» **WORK TO DO**: Gather every line below where "data" appears.

» **INFORMATION SUPPLIED**:
--
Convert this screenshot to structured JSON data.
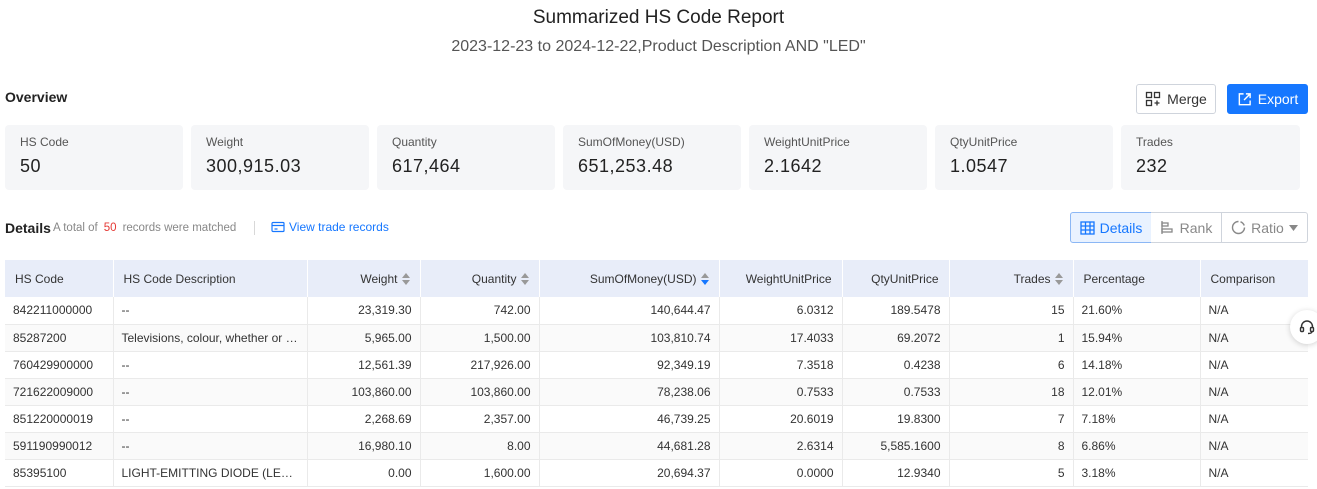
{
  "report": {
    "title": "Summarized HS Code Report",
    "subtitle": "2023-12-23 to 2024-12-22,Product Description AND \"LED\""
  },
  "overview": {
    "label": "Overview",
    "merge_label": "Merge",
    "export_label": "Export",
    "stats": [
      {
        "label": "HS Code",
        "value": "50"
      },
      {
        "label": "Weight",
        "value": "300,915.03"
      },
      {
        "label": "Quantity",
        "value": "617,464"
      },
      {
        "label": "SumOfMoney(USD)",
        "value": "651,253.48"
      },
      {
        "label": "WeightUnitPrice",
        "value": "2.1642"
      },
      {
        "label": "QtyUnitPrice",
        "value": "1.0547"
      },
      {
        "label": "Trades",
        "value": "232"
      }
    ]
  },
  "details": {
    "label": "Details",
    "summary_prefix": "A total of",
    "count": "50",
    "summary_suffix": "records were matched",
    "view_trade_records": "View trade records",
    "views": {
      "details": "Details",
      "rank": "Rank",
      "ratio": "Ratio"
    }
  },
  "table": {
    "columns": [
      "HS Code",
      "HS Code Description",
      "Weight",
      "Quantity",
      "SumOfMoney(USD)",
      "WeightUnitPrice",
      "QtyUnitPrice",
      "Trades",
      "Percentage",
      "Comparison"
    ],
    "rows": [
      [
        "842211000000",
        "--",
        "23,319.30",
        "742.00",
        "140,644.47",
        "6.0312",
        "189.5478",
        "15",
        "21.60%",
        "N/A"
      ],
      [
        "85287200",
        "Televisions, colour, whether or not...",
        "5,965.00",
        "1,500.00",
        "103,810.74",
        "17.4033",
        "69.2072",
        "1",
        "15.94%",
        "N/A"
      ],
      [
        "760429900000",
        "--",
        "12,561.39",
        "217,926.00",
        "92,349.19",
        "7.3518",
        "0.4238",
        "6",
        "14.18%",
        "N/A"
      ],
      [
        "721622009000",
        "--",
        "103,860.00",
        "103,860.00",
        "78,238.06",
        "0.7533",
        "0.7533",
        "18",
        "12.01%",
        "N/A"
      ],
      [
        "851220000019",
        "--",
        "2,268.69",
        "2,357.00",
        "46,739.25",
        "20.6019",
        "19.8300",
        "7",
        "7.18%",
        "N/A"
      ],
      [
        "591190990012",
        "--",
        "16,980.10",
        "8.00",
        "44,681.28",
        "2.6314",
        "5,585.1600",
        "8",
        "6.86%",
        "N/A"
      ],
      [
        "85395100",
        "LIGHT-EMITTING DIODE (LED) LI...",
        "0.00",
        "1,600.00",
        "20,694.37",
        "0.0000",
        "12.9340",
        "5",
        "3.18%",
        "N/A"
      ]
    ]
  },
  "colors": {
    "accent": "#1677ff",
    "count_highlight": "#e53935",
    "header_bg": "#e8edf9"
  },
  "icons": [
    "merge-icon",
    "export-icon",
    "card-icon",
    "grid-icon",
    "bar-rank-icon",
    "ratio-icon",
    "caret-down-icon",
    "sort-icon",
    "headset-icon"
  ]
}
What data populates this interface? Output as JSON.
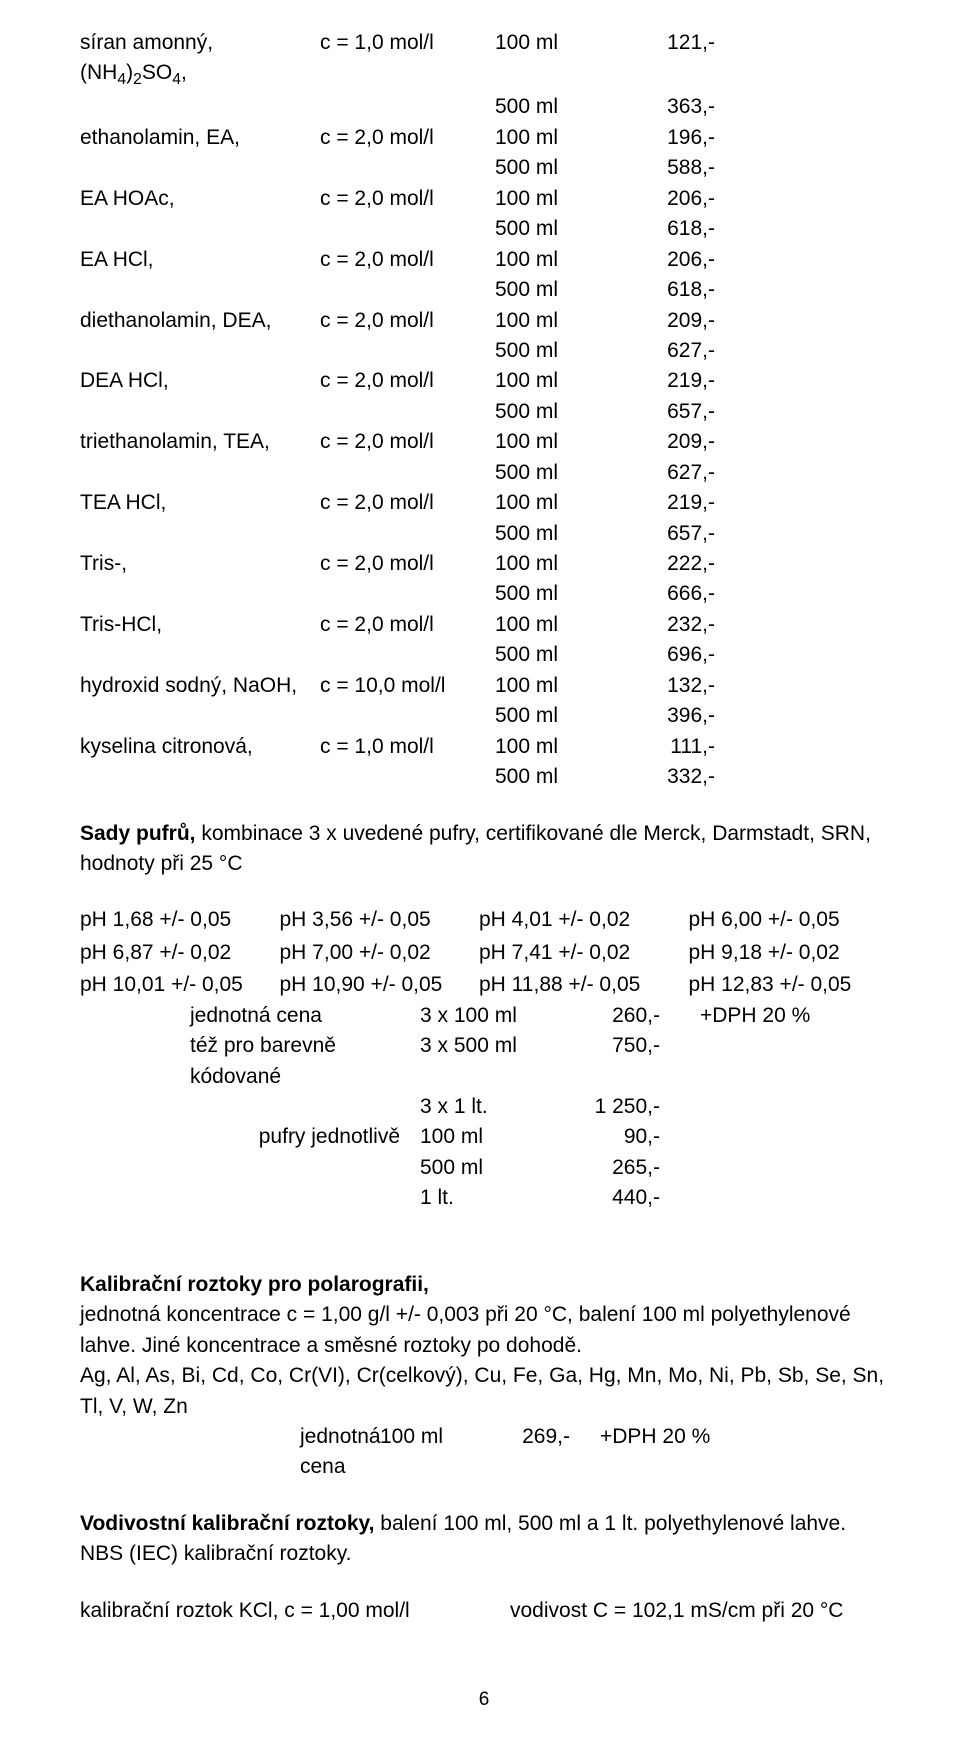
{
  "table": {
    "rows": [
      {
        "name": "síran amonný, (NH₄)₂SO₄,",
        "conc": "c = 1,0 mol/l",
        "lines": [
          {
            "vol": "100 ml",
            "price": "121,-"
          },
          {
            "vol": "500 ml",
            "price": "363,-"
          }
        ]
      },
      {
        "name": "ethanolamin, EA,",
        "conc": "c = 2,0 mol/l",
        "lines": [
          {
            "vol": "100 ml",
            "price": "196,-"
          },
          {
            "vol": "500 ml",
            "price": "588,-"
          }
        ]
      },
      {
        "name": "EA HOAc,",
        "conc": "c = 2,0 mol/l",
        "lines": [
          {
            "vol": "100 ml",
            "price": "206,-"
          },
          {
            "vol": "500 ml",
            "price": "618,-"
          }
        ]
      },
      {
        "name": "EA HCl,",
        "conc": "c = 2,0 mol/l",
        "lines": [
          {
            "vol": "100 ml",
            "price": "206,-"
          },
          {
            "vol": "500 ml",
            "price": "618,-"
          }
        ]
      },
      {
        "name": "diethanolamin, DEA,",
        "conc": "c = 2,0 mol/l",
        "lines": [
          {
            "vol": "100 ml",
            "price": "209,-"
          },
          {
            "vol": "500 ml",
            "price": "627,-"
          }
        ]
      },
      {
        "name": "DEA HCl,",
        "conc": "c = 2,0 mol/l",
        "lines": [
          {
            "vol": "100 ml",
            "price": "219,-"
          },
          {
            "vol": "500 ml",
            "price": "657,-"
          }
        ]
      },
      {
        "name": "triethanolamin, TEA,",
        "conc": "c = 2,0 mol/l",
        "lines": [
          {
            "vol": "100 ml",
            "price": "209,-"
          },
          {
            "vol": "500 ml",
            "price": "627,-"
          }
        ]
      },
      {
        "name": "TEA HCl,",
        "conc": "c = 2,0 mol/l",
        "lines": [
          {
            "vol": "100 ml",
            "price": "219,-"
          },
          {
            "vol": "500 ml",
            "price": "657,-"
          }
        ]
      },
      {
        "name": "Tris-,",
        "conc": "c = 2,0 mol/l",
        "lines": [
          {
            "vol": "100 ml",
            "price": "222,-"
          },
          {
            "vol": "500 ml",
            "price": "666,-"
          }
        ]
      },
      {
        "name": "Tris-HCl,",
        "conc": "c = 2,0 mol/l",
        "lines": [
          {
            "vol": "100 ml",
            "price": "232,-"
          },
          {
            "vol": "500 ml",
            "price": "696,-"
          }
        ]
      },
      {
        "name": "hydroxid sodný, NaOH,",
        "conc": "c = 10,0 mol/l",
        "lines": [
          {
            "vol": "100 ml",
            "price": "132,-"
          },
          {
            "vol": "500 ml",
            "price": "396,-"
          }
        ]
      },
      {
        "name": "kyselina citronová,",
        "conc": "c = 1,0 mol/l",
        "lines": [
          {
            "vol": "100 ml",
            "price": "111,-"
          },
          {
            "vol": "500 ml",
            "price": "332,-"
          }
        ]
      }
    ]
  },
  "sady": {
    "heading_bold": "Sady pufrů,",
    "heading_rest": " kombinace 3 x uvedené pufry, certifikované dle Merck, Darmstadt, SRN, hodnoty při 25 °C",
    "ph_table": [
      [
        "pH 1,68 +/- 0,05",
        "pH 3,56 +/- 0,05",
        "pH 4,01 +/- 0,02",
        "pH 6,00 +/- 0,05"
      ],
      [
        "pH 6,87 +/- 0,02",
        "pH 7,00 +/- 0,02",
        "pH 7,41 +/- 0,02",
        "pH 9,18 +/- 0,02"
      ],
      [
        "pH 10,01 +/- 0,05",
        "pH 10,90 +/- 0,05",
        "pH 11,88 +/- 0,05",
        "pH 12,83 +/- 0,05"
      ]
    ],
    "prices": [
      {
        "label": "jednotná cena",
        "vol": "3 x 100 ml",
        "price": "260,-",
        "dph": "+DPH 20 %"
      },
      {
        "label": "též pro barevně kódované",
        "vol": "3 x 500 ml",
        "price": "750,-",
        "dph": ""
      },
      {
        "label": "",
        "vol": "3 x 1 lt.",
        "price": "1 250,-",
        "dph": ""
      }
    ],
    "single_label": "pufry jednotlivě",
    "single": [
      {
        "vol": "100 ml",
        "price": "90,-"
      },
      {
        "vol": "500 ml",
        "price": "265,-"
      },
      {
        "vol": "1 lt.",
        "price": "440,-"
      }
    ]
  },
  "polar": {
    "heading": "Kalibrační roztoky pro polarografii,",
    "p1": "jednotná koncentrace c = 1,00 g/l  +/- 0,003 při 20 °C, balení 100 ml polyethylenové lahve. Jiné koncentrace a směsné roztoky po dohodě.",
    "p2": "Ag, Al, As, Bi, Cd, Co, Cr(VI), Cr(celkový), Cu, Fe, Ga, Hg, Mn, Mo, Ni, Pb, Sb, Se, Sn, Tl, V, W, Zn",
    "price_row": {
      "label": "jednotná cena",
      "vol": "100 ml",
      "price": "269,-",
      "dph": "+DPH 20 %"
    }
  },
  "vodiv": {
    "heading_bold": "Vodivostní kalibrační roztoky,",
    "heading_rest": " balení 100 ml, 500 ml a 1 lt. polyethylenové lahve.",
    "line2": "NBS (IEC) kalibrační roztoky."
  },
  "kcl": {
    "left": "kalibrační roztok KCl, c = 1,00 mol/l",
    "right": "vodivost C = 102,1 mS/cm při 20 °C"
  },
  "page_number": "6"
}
--
» **OUTPUT FOR THIS EXERCISE**:
Convert this screenshot to structured JSON data.
What data populates this interface? Output as JSON.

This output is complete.